[MATERIAL TO PROCESS]
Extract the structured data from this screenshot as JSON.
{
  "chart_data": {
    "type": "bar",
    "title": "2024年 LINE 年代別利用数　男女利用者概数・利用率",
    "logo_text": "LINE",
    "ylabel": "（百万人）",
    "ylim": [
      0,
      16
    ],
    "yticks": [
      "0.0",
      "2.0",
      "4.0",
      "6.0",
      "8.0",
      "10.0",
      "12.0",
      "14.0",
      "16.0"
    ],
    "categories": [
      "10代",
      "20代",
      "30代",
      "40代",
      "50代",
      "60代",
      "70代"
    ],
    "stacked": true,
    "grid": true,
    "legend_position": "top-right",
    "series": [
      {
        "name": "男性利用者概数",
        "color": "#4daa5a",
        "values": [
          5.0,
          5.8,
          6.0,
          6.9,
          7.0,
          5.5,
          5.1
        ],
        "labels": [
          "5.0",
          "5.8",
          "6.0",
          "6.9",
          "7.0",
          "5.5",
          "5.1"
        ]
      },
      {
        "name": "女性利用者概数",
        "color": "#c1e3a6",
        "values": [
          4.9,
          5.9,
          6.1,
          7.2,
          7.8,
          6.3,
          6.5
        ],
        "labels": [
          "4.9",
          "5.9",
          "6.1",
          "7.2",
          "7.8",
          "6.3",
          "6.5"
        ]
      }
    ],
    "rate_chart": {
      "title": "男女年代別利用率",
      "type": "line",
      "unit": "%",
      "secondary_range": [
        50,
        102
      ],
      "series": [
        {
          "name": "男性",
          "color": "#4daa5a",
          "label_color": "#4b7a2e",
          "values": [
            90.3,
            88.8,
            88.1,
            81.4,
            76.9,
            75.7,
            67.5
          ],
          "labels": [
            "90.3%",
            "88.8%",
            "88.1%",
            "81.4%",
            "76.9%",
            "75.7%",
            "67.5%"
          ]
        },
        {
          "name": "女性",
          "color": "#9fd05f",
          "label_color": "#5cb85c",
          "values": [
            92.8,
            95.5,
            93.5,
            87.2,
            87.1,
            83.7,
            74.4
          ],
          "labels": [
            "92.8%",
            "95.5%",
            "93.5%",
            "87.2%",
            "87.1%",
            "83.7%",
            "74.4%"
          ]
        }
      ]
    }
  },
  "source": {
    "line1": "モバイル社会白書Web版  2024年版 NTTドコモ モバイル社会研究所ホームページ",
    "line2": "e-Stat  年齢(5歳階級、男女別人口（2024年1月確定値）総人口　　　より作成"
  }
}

[WHAT IS BEING ASKED] How many lines of the records contain the string "name"? Respond with the number alone.

[ANSWER TO THE EXERCISE] 4